## Prompt
Some lines below hold "Gerätes". Pick them out and copy them.

## Records to use

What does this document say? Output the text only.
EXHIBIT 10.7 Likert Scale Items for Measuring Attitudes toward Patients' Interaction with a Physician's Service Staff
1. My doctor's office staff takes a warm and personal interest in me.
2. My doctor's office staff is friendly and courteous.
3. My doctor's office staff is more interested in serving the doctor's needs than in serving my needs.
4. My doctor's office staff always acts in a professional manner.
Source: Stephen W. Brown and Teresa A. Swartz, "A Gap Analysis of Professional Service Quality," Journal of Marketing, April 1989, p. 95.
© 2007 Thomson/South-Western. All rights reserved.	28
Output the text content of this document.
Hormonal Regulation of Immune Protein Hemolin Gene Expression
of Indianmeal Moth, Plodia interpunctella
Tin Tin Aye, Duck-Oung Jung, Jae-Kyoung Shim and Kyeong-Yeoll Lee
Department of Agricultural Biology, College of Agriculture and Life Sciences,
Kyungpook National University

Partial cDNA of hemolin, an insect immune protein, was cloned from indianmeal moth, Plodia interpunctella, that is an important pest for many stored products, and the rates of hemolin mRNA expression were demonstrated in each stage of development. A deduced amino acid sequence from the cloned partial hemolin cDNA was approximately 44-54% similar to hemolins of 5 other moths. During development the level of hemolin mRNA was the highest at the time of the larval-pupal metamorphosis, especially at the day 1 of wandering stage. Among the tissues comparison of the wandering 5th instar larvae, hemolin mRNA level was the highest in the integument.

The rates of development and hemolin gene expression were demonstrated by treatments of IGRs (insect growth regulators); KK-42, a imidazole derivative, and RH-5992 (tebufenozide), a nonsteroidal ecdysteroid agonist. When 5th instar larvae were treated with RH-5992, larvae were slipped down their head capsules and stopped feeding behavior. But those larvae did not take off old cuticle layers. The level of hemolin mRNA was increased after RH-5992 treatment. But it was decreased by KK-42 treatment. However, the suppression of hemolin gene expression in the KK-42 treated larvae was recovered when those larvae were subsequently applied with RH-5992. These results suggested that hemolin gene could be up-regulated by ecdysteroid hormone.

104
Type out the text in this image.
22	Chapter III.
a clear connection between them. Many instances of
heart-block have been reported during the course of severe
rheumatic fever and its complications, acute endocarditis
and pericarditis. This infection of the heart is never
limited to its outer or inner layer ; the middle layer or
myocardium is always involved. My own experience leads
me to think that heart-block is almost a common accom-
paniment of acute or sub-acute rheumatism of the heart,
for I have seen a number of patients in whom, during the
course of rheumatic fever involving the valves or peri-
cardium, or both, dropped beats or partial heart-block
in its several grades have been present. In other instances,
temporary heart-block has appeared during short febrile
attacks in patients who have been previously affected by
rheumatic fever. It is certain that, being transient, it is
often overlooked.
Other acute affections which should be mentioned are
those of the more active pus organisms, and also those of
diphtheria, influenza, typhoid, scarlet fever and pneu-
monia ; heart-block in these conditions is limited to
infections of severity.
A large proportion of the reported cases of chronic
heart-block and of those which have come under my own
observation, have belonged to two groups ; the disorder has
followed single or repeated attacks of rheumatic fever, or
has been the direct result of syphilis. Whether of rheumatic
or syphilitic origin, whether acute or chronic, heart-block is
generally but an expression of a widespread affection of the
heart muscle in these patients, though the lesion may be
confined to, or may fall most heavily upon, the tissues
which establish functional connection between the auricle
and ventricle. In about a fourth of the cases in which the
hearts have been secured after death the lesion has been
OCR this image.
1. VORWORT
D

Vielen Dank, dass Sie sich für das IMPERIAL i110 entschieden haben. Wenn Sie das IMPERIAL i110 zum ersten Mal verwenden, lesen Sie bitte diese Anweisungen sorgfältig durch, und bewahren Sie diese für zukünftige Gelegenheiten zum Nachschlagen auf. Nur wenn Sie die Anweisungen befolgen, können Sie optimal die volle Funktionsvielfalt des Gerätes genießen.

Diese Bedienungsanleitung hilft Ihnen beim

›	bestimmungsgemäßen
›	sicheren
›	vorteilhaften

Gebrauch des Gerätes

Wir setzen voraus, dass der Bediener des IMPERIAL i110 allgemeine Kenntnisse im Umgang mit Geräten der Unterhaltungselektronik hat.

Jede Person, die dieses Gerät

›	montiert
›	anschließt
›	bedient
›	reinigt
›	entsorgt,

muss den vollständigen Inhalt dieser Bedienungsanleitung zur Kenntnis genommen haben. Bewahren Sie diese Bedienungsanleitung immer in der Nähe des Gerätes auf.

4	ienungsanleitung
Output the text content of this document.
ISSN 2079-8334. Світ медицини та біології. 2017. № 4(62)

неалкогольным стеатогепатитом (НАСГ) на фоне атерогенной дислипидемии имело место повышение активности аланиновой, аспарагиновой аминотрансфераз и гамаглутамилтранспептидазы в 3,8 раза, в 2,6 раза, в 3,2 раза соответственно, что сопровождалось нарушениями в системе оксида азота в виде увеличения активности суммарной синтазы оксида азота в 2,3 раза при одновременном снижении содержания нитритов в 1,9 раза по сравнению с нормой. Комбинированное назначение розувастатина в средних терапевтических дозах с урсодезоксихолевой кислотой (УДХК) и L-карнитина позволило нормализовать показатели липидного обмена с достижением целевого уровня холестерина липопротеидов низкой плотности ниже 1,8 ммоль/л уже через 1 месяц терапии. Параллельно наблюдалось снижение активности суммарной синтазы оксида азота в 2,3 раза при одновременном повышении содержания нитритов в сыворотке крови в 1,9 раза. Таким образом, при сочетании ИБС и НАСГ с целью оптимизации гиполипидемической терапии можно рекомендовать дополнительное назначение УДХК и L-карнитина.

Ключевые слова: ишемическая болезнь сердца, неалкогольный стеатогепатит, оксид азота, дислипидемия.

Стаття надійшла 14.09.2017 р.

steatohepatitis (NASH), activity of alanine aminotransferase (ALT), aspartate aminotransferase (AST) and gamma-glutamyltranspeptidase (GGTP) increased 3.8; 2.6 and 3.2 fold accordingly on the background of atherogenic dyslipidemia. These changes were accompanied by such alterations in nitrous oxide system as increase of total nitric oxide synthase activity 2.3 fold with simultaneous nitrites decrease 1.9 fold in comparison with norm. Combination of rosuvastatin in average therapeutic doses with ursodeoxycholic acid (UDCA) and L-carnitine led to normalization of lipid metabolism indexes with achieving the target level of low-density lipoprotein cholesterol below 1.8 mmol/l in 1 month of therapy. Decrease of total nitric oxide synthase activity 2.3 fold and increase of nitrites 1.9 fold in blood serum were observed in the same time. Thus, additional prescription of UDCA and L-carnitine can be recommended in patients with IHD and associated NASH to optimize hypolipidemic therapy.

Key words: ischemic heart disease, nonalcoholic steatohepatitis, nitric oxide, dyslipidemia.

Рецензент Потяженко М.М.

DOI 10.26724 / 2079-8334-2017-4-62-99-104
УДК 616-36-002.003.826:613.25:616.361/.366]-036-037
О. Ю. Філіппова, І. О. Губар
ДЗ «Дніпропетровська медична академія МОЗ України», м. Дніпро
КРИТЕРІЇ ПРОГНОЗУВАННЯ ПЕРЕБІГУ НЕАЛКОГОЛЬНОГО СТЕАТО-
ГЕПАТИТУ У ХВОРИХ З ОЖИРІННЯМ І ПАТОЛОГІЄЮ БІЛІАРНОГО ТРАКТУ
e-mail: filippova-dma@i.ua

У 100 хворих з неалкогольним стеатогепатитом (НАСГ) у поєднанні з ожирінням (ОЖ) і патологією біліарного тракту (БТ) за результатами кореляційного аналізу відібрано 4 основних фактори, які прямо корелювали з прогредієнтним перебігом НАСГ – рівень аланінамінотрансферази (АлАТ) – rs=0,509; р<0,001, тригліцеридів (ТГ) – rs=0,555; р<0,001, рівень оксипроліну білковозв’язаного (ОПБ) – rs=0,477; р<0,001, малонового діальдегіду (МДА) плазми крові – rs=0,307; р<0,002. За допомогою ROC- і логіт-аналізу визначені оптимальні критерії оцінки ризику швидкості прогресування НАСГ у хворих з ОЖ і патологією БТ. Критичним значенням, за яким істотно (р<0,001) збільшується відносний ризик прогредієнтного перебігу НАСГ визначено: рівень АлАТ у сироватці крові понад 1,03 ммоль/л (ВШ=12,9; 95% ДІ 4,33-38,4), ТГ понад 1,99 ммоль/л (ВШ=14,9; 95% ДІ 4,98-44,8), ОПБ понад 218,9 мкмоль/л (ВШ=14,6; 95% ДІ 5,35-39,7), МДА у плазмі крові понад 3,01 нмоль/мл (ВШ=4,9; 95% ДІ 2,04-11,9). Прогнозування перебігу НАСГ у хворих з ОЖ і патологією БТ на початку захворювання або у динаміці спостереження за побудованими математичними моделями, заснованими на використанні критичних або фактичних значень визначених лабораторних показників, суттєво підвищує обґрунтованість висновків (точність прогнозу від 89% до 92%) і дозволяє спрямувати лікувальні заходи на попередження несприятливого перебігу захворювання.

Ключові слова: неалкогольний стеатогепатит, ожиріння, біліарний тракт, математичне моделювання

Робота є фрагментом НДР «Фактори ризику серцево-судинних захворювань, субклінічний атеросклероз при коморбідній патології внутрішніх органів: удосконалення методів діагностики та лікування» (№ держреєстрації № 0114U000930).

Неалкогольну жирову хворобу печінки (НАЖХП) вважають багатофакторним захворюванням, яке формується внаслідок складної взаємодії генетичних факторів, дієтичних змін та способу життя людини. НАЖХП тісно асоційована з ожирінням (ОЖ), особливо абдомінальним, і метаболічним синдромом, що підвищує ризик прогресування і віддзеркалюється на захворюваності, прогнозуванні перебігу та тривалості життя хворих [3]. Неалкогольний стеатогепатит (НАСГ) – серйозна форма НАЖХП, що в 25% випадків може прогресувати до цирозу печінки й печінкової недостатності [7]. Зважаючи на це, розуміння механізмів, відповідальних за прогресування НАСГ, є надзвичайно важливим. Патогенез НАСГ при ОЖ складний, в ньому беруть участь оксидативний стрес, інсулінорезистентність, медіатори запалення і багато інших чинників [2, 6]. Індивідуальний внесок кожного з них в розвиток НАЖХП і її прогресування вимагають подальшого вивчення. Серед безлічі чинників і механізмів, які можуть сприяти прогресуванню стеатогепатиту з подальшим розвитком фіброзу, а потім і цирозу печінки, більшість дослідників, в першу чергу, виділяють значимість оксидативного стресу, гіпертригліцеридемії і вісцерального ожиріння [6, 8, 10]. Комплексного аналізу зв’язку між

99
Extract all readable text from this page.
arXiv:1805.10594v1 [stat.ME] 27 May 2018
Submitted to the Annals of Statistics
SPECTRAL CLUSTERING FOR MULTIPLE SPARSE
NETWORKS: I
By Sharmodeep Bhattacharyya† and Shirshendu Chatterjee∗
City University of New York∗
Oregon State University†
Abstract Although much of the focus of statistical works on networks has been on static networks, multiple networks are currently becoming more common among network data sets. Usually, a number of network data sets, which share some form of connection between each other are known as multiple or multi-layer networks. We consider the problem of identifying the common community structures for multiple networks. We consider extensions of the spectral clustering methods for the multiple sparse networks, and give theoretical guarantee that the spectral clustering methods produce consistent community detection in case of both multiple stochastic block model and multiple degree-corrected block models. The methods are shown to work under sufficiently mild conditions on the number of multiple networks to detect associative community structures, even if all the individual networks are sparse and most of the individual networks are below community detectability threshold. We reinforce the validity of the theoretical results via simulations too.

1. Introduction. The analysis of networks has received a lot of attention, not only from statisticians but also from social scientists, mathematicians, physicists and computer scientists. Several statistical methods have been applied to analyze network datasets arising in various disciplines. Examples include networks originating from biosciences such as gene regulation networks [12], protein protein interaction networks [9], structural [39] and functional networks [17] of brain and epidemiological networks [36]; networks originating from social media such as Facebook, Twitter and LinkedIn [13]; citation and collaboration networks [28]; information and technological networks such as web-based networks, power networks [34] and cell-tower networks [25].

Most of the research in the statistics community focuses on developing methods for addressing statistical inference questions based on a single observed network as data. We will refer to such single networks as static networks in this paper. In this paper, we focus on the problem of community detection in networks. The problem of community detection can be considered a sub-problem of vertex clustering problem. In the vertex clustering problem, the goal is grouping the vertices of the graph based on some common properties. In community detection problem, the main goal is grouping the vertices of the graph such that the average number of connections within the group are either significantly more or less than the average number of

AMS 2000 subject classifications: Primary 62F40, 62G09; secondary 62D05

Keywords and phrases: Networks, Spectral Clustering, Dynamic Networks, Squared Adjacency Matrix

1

## Written answer
Vielen Dank, dass Sie sich für das IMPERIAL i110 entschieden haben. Wenn Sie das IMPERIAL i110 zum ersten Mal verwenden, lesen Sie bitte diese Anweisungen sorgfältig durch, und bewahren Sie diese für zukünftige Gelegenheiten zum Nachschlagen auf. Nur wenn Sie die Anweisungen befolgen, können Sie optimal die volle Funktionsvielfalt des Gerätes genießen.
Gebrauch des Gerätes
muss den vollständigen Inhalt dieser Bedienungsanleitung zur Kenntnis genommen haben. Bewahren Sie diese Bedienungsanleitung immer in der Nähe des Gerätes auf.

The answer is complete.